Using the listing below, please gather every line containing the word "DC信号".

Records for processing -
• • • •

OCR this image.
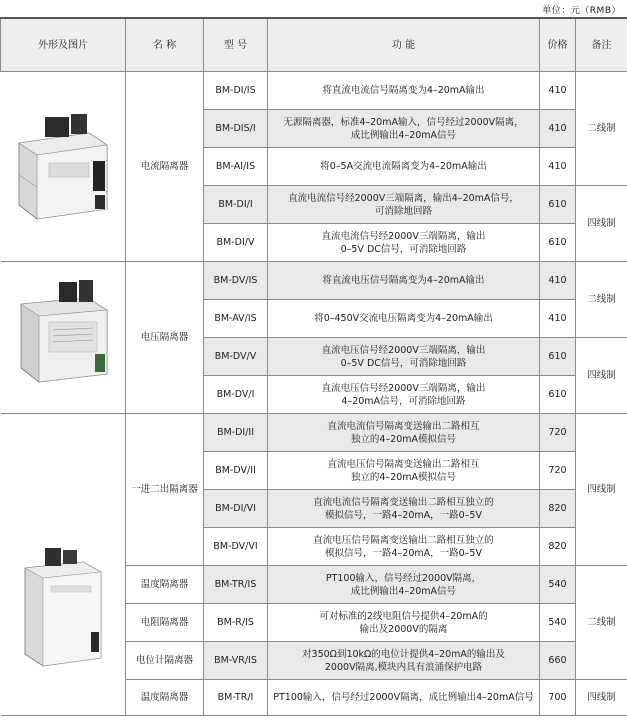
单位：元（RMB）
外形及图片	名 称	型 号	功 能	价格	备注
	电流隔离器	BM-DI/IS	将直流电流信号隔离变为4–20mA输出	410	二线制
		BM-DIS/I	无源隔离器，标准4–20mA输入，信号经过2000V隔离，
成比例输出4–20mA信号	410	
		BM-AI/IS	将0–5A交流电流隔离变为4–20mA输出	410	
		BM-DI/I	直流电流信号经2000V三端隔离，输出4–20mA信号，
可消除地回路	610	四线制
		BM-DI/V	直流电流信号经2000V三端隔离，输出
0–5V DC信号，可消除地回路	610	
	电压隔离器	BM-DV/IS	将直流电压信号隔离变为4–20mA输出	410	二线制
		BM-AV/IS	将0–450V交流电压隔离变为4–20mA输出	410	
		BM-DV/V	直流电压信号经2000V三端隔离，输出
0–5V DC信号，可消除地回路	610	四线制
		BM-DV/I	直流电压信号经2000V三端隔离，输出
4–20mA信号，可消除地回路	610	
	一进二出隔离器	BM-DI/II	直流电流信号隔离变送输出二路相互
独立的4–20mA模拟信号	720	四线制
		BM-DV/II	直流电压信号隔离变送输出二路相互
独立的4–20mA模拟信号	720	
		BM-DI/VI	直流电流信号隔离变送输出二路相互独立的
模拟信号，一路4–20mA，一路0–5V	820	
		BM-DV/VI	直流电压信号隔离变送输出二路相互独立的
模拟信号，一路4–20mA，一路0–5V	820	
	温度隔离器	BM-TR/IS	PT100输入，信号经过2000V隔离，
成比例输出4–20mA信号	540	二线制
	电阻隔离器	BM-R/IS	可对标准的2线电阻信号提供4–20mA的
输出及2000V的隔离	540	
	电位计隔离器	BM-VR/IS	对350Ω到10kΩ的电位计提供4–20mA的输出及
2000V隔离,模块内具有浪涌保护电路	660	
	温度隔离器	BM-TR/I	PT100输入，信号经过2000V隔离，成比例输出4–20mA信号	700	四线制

• • • •

Result of the task -
0–5V DC信号，可消除地回路	610	
0–5V DC信号，可消除地回路	610	四线制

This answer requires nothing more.